> _EXCERPT TO READ_
We can return all active insights with the `all_active_insights` property.

In [None]:
focus_asi.all_active_insights.as_df

> Remember, we are using the `as_df` property to improve usability in a notebook context, but you can easily access the underlying objects, either by iterating through the `focus_asi.all_active_insights` property, or using the `as_dict` property instead of `as_df` to get the data as a regular Python dictionary.

Insights can be treated like strings to make printing them easier, but remember there are more fields available on each insight.

In [None]:
for insight in focus_asi.all_active_insights:
    print(insight)

---
Using simple string matching, we can search a vendor's attack surface for a specific insight.

In [None]:
for insight in focus_asi.all_active_insights:
    if insight.name == 'ASI: REvil Ransomware Actors Exploit Kaseya VSA Software in Broad Supply Chain Attack':
        for obs in insight.observations:
            print (obs)

The `all_active_insights` property of an `AttackSurface` object offers a number of filtering options, including `filter_substring` that performs a case-insensitive match on any string field in the objects in that list. This is a property available on most `RecordList` type objects in the Analyzer.

In [None]:
for insight in focus_asi.all_active_insights.filter_substring(name='kaseya'):
    for obs in insight.observations:
        print(obs)

We can apply the same technique to search across all vendor attack surfaces. Here, we iterate (loop through) the `vendor_asi` variable we stored earlier that contains all third-party attack surfces, and then store the length of the insight list that matches our keyword. 

In [None]:
for vendor in vendor_asi:
    kaseya_insights = len(vendor.all_active_insights.filter_substring(name='kaseya'))
    print(vendor.name, kaseya_insights) 

## Vulnerability Intelligence

RiskIQ's Vulnerability Intelligence (Vuln Intel) provides a practical picture of vulnerability risk, focused on a specific Attack Surface (your own or a third-party vendor). 

---
### CVEs for your Attack Surface

In the `analyzer` module, Vuln Intel is offered primarily through the `cves` property of an Attack Surface. 

In [None]:
analyzer.AttackSurface().cves

The returned object is of type `AttackSurfaceCVEs` that can be iterated just like any other `analyzer` record list.

In [None]:
for cve in analyzer.AttackSurface().cves:
    print(cve)

Consider using `pandas` dataframes for a friendlier view.

In [None]:
analyzer.AttackSurface().cves.as_df

---
### CVEs for third-party vendors

The `cves` property of AttackSurface objects also works with third-party (vendor) attack surfaces to discover vulnerabilites and impacted assets within other attack surfaces.

In [None]:
analyzer.AttackSurface('rhythm').cves.as_df

---
### CVE Observations

An Observation is a discovered asset (i.e. hostname or IP address) with in a specific Attack Surface that is impacted by a vulnerability. Access the `observations` property of a specific CVE to get the complete list.

In [None]:
focus_cve = (
    analyzer
    .AttackSurface()
    .cves
    .filter_fn(lambda c: c.score > 80 and c.observation_count > 50)

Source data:
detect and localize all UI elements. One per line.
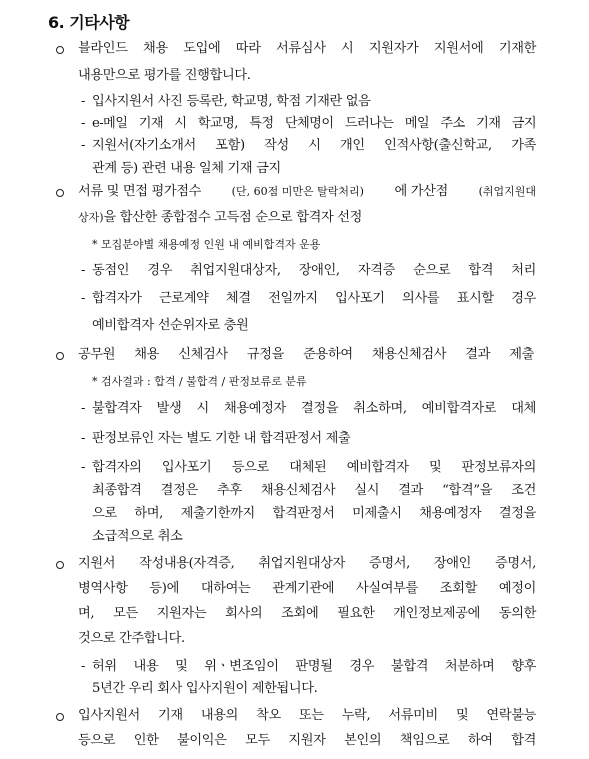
bullet-4-line-4: 것으로 간주합니다. — [78, 631, 185, 646]
circle-bullet-icon — [56, 561, 64, 569]
circle-bullet-icon — [56, 189, 64, 197]
bullet-3-sub-3-line-2: 최종합격 결정은 추후 채용신체검사 실시 결과 “합격”을 조건 — [92, 483, 536, 498]
bullet-5-line-1: 입사지원서 기재 내용의 착오 또는 누락, 서류미비 및 연락불능 — [78, 708, 536, 723]
dash-marker: - — [81, 263, 86, 278]
bullet-1-line-2: 내용만으로 평가를 진행합니다. — [78, 68, 251, 83]
dash-marker: - — [81, 291, 86, 306]
bullet-2-line-1-small2: (취업지원대 — [478, 185, 536, 198]
bullet-2-line-2-small: 상자) — [78, 211, 104, 224]
bullet-1-line-1: 블라인드 채용 도입에 따라 서류심사 시 지원자가 지원서에 기재한 — [78, 41, 536, 56]
bullet-2-sub-2-line-1: 합격자가 근로계약 체결 전일까지 입사포기 의사를 표시할 경우 — [92, 291, 536, 306]
bullet-2-sub-2-line-2: 예비합격자 선순위자로 충원 — [92, 318, 249, 333]
bullet-1-sub-3-line-1: 지원서(자기소개서 포함) 작성 시 개인 인적사항(출신학교, 가족 — [92, 138, 536, 153]
bullet-3-sub-3-line-3: 으로 하며, 제출기한까지 합격판정서 미제출시 채용예정자 결정을 — [92, 506, 536, 521]
bullet-2-line-1 — [78, 183, 536, 201]
circle-bullet-icon — [56, 46, 64, 54]
bullet-2-line-1-mid: 에 가산점 — [394, 184, 448, 199]
section-heading: 6. 기타사항 — [48, 13, 130, 32]
bullet-1-sub-2: e-메일 기재 시 학교명, 특정 단체명이 드러나는 메일 주소 기재 금지 — [92, 116, 536, 131]
bullet-4-line-3: 며, 모든 지원자는 회사의 조회에 필요한 개인정보제공에 동의한 — [78, 606, 536, 621]
dash-marker: - — [81, 138, 86, 153]
bullet-3-sub-3-line-1: 합격자의 입사포기 등으로 대체된 예비합격자 및 판정보류자의 — [92, 460, 536, 475]
bullet-4-line-1: 지원서 작성내용(자격증, 취업지원대상자 증명서, 장애인 증명서, — [78, 556, 536, 571]
bullet-2-line-1-main: 서류 및 면접 평가점수 — [78, 184, 202, 199]
bullet-3-sub-1: 불합격자 발생 시 채용예정자 결정을 취소하며, 예비합격자로 대체 — [92, 401, 536, 416]
dash-marker: - — [81, 460, 86, 475]
bullet-1-sub-1: 입사지원서 사진 등록란, 학교명, 학점 기재란 없음 — [92, 94, 371, 109]
bullet-2-note: * 모집분야별 채용예정 인원 내 예비합격자 운용 — [92, 238, 321, 251]
bullet-2-line-2-main: 을 합산한 종합점수 고득점 순으로 합격자 선정 — [103, 210, 362, 225]
bullet-2-line-2 — [78, 209, 362, 227]
bullet-4-sub-1-line-2: 5년간 우리 회사 입사지원이 제한됩니다. — [92, 681, 318, 696]
dash-marker: - — [81, 401, 86, 416]
dash-marker: - — [81, 659, 86, 674]
bullet-2-sub-1: 동점인 경우 취업지원대상자, 장애인, 자격증 순으로 합격 처리 — [92, 263, 536, 278]
bullet-5-line-2: 등으로 인한 불이익은 모두 지원자 본인의 책임으로 하여 합격 — [78, 733, 536, 748]
bullet-4-line-2: 병역사항 등)에 대하여는 관계기관에 사실여부를 조회할 예정이 — [78, 581, 536, 596]
bullet-4-sub-1-line-1: 허위 내용 및 위ㆍ변조임이 판명될 경우 불합격 처분하며 향후 — [92, 659, 536, 674]
bullet-2-line-1-small: (단, 60점 미만은 탈락처리) — [231, 185, 364, 198]
bullet-1-sub-3-line-2: 관계 등) 관련 내용 일체 기재 금지 — [92, 161, 281, 176]
dash-marker: - — [81, 94, 86, 109]
dash-marker: - — [81, 116, 86, 131]
bullet-3-note: * 검사결과 : 합격 / 불합격 / 판정보류로 분류 — [92, 375, 307, 388]
bullet-3-line-1: 공무원 채용 신체검사 규정을 준용하여 채용신체검사 결과 제출 — [78, 347, 534, 362]
dash-marker: - — [81, 431, 86, 446]
circle-bullet-icon — [56, 352, 64, 360]
bullet-3-sub-3-line-4: 소급적으로 취소 — [92, 529, 183, 544]
circle-bullet-icon — [56, 713, 64, 721]
bullet-3-sub-2: 판정보류인 자는 별도 기한 내 합격판정서 제출 — [92, 431, 351, 446]
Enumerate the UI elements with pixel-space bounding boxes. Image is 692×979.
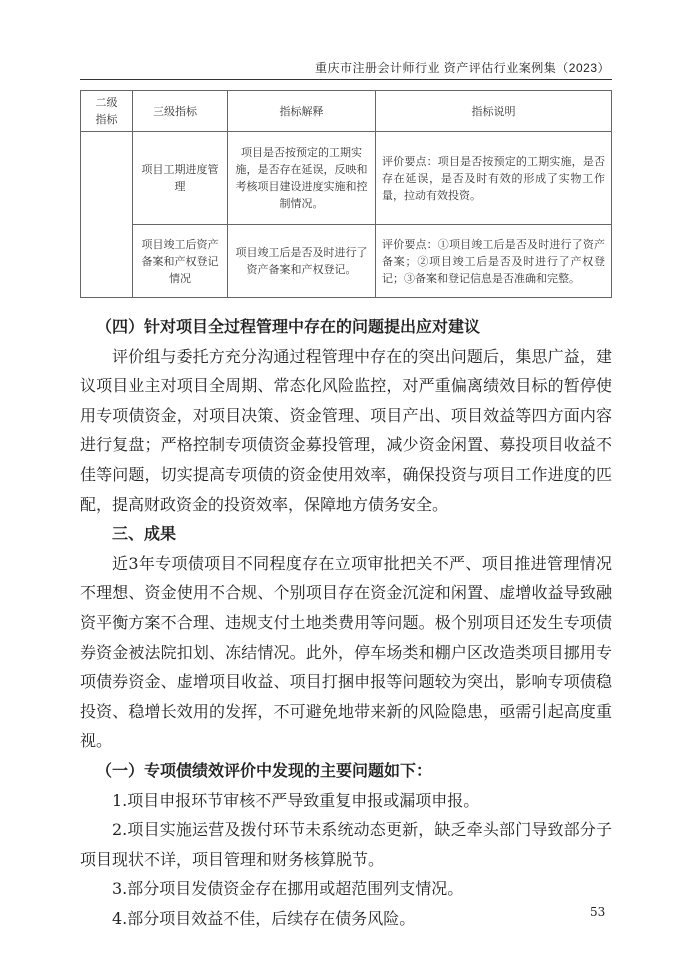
list-item: 2.项目实施运营及拨付环节未系统动态更新，缺乏牵头部门导致部分子项目现状不详，项目管理和财务核算脱节。 <box>80 820 612 869</box>
subheading-1: （一）专项债绩效评价中发现的主要问题如下： <box>96 760 433 780</box>
col-header-level3: 三级指标 <box>133 91 228 132</box>
subheading-4: （四）针对项目全过程管理中存在的问题提出应对建议 <box>96 317 481 336</box>
body-text <box>80 312 612 933</box>
page-number: 53 <box>590 905 606 919</box>
list-item: 3.部分项目发债资金存在挪用或超范围列支情况。 <box>112 879 464 899</box>
level3-cell: 项目工期进度管理 <box>133 132 228 225</box>
header-rule <box>80 79 612 80</box>
level3-cell: 项目竣工后资产备案和产权登记情况 <box>133 225 228 298</box>
list-item: 1.项目申报环节审核不严导致重复申报或漏项申报。 <box>112 790 480 810</box>
col-header-explanation: 指标解释 <box>228 91 376 132</box>
table-row <box>81 225 612 298</box>
col-header-note: 指标说明 <box>376 91 612 132</box>
table-row <box>81 132 612 225</box>
note-cell: 评价要点：①项目竣工后是否及时进行了资产备案；②项目竣工后是否及时进行了产权登记；③备案和登记信息是否准确和完整。 <box>376 225 612 298</box>
paragraph: 评价组与委托方充分沟通过程管理中存在的突出问题后，集思广益，建议项目业主对项目全周期、常态化风险监控，对严重偏离绩效目标的暂停使用专项债资金，对项目决策、资金管理、项目产出、项目效益等四方面内容进行复盘；严格控制专项债资金募投管理，减少资金闲置、募投项目收益不佳等问题，切实提高专项债的资金使用效率，确保投资与项目工作进度的匹配，提高财政资金的投资效率，保障地方债务安全。 <box>80 346 612 514</box>
paragraph: 近3年专项债项目不同程度存在立项审批把关不严、项目推进管理情况不理想、资金使用不合规、个别项目存在资金沉淀和闲置、虚增收益导致融资平衡方案不合理、违规支付土地类费用等问题。极个别项目还发生专项债券资金被法院扣划、冻结情况。此外，停车场类和棚户区改造类项目挪用专项债券资金、虚增项目收益、项目打捆申报等问题较为突出，影响专项债稳投资、稳增长效用的发挥，不可避免地带来新的风险隐患，亟需引起高度重视。 <box>80 553 612 751</box>
indicator-table <box>80 90 612 298</box>
col-header-level2: 二级 指标 <box>81 91 133 132</box>
list-item: 4.部分项目效益不佳，后续存在债务风险。 <box>112 908 416 928</box>
explanation-cell: 项目是否按预定的工期实施，是否存在延误，反映和考核项目建设进度实施和控制情况。 <box>228 132 376 225</box>
running-head: 重庆市注册会计师行业 资产评估行业案例集（2023） <box>314 61 610 75</box>
explanation-cell: 项目竣工后是否及时进行了资产备案和产权登记。 <box>228 225 376 298</box>
note-cell: 评价要点：项目是否按预定的工期实施，是否存在延误，是否及时有效的形成了实物工作量，拉动有效投资。 <box>376 132 612 225</box>
level2-cell <box>81 132 133 298</box>
table-header-row <box>81 91 612 132</box>
section-heading: 三、成果 <box>112 524 177 544</box>
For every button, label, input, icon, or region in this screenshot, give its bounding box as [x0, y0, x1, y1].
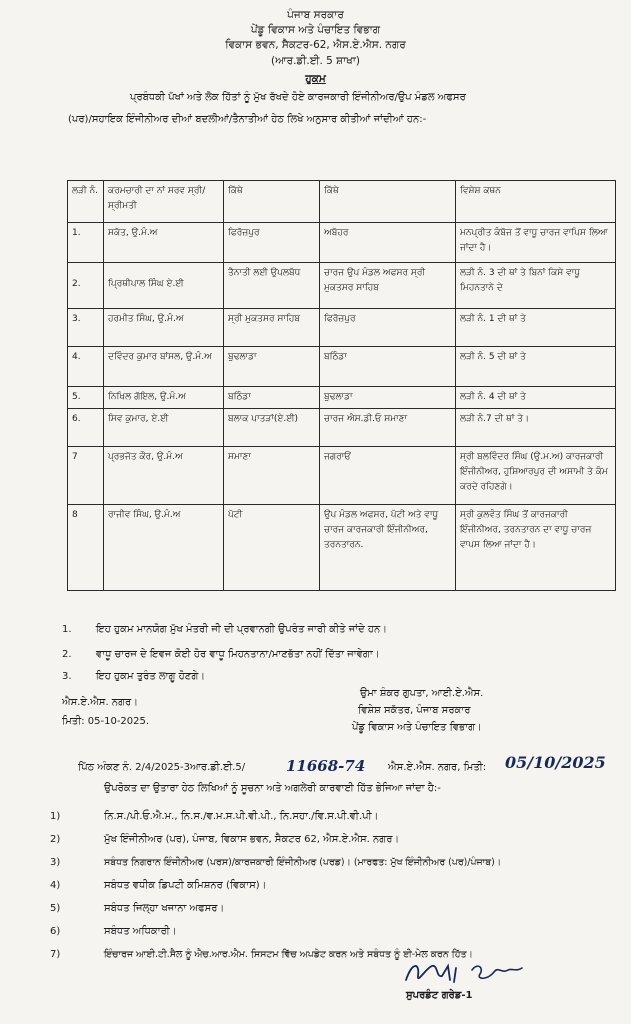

> _AIM OF THE TASK_
Repeat the part of the notebook excerpt that begins at the words "print(vendor.name, kaseya_insights)" and stops after "an Attack Surface.", word for word. The data is separate material, apart from the notebook excerpt.

> _SOLUTION_
print(vendor.name, kaseya_insights) 

## Vulnerability Intelligence

RiskIQ's Vulnerability Intelligence (Vuln Intel) provides a practical picture of vulnerability risk, focused on a specific Attack Surface (your own or a third-party vendor). 

---
### CVEs for your Attack Surface

In the `analyzer` module, Vuln Intel is offered primarily through the `cves` property of an Attack Surface.